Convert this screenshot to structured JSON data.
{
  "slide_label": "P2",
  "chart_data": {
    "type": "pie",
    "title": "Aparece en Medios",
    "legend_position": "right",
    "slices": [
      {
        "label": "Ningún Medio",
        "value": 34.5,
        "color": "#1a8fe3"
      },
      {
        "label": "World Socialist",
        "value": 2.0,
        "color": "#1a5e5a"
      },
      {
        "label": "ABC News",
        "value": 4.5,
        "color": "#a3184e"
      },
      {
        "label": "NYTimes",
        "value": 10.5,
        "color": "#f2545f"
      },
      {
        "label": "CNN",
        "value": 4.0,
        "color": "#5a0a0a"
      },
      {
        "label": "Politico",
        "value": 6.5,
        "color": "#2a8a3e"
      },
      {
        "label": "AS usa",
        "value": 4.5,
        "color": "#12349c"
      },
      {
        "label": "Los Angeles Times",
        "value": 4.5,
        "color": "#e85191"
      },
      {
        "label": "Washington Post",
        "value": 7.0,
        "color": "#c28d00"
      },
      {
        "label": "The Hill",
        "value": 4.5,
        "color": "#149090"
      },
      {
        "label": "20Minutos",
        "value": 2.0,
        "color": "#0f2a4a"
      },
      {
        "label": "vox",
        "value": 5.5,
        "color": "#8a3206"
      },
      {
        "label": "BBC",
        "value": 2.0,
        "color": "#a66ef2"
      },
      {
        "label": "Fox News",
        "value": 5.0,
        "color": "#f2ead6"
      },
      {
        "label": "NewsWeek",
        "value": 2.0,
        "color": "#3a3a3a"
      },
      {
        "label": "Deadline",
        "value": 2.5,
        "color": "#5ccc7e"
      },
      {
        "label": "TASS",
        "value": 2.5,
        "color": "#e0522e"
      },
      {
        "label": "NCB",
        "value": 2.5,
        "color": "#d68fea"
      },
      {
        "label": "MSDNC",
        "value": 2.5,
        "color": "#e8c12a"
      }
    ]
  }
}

☆ ☆ ☆

→ **Your goal**: Reproduce the listing above verbatim, from first line to last.

→ **Result for this task**:
Convert this screenshot to structured JSON data.
{
  "slide_label": "P2",
  "chart_data": {
    "type": "pie",
    "title": "Aparece en Medios",
    "legend_position": "right",
    "slices": [
      {
        "label": "Ningún Medio",
        "value": 34.5,
        "color": "#1a8fe3"
      },
      {
        "label": "World Socialist",
        "value": 2.0,
        "color": "#1a5e5a"
      },
      {
        "label": "ABC News",
        "value": 4.5,
        "color": "#a3184e"
      },
      {
        "label": "NYTimes",
        "value": 10.5,
        "color": "#f2545f"
      },
      {
        "label": "CNN",
        "value": 4.0,
        "color": "#5a0a0a"
      },
      {
        "label": "Politico",
        "value": 6.5,
        "color": "#2a8a3e"
      },
      {
        "label": "AS usa",
        "value": 4.5,
        "color": "#12349c"
      },
      {
        "label": "Los Angeles Times",
        "value": 4.5,
        "color": "#e85191"
      },
      {
        "label": "Washington Post",
        "value": 7.0,
        "color": "#c28d00"
      },
      {
        "label": "The Hill",
        "value": 4.5,
        "color": "#149090"
      },
      {
        "label": "20Minutos",
        "value": 2.0,
        "color": "#0f2a4a"
      },
      {
        "label": "vox",
        "value": 5.5,
        "color": "#8a3206"
      },
      {
        "label": "BBC",
        "value": 2.0,
        "color": "#a66ef2"
      },
      {
        "label": "Fox News",
        "value": 5.0,
        "color": "#f2ead6"
      },
      {
        "label": "NewsWeek",
        "value": 2.0,
        "color": "#3a3a3a"
      },
      {
        "label": "Deadline",
        "value": 2.5,
        "color": "#5ccc7e"
      },
      {
        "label": "TASS",
        "value": 2.5,
        "color": "#e0522e"
      },
      {
        "label": "NCB",
        "value": 2.5,
        "color": "#d68fea"
      },
      {
        "label": "MSDNC",
        "value": 2.5,
        "color": "#e8c12a"
      }
    ]
  }
}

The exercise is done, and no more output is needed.